- **LESETEXT**:
Das farblose Nichts

Wollten wir dem Blumengirlanden-Sutra vertrauen, dann wäre „die Natur des gesamten Universums nur vom Geist alleine erschaffen“. Diese Aussage scheint auf den ersten Blick mit unserer Alltagswelt zu kollidieren. Bei näherer Betrachtung wird man jedoch feststellen, dass die heutigen wissenschaftlichen Erkenntnisse diesem Konzept nicht grundsätzlich widersprechen. 

So ist es unter Wissenschaftlern schon seit langem kein Geheimnis, dass die Natur farblos ist. Schließlich setzt sich Materie aus kleinsten Atomen zusammen und diese bestehen größtenteils - zu 99.99 % - aus luftleerem Raum. Dennoch sehen wir Farben.

Farben haben wir allein den Photonen zu verdanken, die von Atomen emittiert werden, sobald diese durch Licht angeregt werden. Wenn diese Photonen nun das Auge erreichen, erzeugen sie dort Nervenimpulse, die im Gehirn eine Farbwahrnehmung hervorrufen.

Farben sind wie die Süße des Zuckers, der Duft der Rose und vieles andere mehr rein geistige Produkte und nicht Eigenschaften der Natur.

- **GELESENES ANWENDEN**:
**1.** Woraus bestehen Atome laut dem Lesetext über das farblose Nichts größtenteils?
**2.** Schreiben Sie aus dem Lesetext den Abschnitt ab, der bei den Worten „Wollten wir dem“ anfängt und nach „sehen wir Farben.“ aufhört.

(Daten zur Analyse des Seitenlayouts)

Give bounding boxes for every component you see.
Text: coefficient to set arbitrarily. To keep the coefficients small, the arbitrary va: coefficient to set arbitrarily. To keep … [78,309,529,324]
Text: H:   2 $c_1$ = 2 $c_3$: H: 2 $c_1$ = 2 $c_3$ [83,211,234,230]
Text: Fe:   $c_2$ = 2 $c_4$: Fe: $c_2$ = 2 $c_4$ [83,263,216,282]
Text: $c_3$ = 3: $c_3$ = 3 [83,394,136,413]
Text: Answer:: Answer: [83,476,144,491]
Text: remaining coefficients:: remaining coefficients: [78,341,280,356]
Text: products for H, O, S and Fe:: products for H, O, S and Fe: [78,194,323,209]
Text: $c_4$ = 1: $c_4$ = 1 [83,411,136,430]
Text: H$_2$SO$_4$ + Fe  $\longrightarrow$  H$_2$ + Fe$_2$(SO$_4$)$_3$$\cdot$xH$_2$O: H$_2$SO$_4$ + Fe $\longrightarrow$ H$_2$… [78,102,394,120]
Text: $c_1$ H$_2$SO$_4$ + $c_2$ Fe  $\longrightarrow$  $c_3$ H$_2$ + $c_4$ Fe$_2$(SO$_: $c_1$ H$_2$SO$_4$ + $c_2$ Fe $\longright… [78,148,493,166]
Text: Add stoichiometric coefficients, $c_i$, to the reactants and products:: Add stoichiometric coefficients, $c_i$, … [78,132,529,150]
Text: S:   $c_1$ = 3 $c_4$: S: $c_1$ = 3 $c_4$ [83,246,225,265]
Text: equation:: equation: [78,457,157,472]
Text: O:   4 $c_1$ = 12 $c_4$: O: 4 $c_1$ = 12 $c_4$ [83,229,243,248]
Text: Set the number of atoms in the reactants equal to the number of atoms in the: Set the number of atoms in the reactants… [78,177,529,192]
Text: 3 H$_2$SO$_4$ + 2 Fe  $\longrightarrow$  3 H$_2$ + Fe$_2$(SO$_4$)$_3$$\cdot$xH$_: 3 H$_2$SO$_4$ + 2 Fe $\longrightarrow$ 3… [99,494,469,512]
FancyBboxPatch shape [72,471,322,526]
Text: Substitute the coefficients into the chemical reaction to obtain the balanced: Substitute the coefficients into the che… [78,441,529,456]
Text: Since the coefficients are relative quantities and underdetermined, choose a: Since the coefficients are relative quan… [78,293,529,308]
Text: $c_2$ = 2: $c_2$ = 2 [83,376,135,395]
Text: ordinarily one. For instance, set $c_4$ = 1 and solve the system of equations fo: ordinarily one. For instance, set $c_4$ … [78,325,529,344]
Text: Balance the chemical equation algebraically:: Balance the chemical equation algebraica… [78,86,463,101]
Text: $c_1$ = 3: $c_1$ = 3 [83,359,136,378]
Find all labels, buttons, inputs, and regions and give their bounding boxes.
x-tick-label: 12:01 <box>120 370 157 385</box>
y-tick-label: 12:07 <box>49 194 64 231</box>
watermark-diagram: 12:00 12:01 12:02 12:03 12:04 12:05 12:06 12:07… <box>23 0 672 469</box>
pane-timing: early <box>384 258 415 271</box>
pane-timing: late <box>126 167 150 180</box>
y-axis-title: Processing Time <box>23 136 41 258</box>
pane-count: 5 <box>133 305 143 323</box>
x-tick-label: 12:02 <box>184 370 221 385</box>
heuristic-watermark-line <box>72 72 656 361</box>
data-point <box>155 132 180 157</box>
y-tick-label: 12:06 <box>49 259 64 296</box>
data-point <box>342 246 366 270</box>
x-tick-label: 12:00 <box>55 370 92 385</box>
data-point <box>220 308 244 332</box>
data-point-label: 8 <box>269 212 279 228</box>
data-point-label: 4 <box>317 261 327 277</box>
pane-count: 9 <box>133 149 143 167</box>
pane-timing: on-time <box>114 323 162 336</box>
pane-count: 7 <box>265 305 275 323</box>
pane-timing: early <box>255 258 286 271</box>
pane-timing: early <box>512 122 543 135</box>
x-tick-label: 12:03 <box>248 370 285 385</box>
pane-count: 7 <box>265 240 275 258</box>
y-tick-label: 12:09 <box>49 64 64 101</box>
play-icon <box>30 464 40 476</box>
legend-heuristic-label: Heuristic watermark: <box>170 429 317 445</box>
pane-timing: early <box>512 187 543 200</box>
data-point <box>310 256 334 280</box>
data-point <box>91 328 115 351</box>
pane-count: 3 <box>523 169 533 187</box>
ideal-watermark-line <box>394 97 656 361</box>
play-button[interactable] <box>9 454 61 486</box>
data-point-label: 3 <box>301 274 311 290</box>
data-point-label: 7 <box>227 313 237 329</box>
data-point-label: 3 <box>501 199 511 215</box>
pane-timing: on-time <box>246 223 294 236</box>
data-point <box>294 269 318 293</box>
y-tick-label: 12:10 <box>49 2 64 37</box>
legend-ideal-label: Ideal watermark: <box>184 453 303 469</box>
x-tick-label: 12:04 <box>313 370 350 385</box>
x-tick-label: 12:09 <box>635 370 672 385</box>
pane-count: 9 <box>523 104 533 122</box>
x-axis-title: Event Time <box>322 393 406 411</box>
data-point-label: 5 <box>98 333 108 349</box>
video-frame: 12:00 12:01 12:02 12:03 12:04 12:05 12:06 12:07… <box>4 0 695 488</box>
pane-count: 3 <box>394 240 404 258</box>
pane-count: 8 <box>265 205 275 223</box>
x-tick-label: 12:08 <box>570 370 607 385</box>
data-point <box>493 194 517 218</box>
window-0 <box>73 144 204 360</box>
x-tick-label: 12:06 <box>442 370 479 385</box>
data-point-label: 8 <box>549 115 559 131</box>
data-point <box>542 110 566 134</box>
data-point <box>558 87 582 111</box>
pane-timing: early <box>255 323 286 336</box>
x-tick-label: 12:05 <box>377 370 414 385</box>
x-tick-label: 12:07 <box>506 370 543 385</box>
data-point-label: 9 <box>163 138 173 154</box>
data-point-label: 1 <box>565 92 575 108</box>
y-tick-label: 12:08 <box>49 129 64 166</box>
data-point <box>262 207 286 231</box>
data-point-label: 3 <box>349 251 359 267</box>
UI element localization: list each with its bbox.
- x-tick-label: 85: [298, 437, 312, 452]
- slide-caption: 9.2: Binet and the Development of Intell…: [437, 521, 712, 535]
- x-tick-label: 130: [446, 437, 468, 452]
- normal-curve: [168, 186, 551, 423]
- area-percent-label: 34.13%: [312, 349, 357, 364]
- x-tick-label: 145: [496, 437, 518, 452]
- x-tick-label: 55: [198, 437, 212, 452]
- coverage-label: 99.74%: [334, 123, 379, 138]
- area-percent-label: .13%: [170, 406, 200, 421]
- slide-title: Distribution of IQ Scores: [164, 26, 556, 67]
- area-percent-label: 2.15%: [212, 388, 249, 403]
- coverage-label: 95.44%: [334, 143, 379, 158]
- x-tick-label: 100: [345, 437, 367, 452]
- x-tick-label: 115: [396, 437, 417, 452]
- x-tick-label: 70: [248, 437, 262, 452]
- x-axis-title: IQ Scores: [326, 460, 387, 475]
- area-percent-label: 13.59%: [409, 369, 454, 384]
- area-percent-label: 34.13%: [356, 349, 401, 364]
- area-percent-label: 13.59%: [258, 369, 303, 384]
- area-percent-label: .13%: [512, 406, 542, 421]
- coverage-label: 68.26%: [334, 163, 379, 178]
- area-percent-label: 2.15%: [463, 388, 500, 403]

- **ERGEBNISSE JE AUFGABE**:
**1.** Zu 99.99 % aus luftleerem Raum.

**2.**
Wollten wir dem Blumengirlanden-Sutra vertrauen, dann wäre „die Natur des gesamten Universums nur vom Geist alleine erschaffen“. Diese Aussage scheint auf den ersten Blick mit unserer Alltagswelt zu kollidieren. Bei näherer Betrachtung wird man jedoch feststellen, dass die heutigen wissenschaftlichen Erkenntnisse diesem Konzept nicht grundsätzlich widersprechen. 

So ist es unter Wissenschaftlern schon seit langem kein Geheimnis, dass die Natur farblos ist. Schließlich setzt sich Materie aus kleinsten Atomen zusammen und diese bestehen größtenteils - zu 99.99 % - aus luftleerem Raum. Dennoch sehen wir Farben.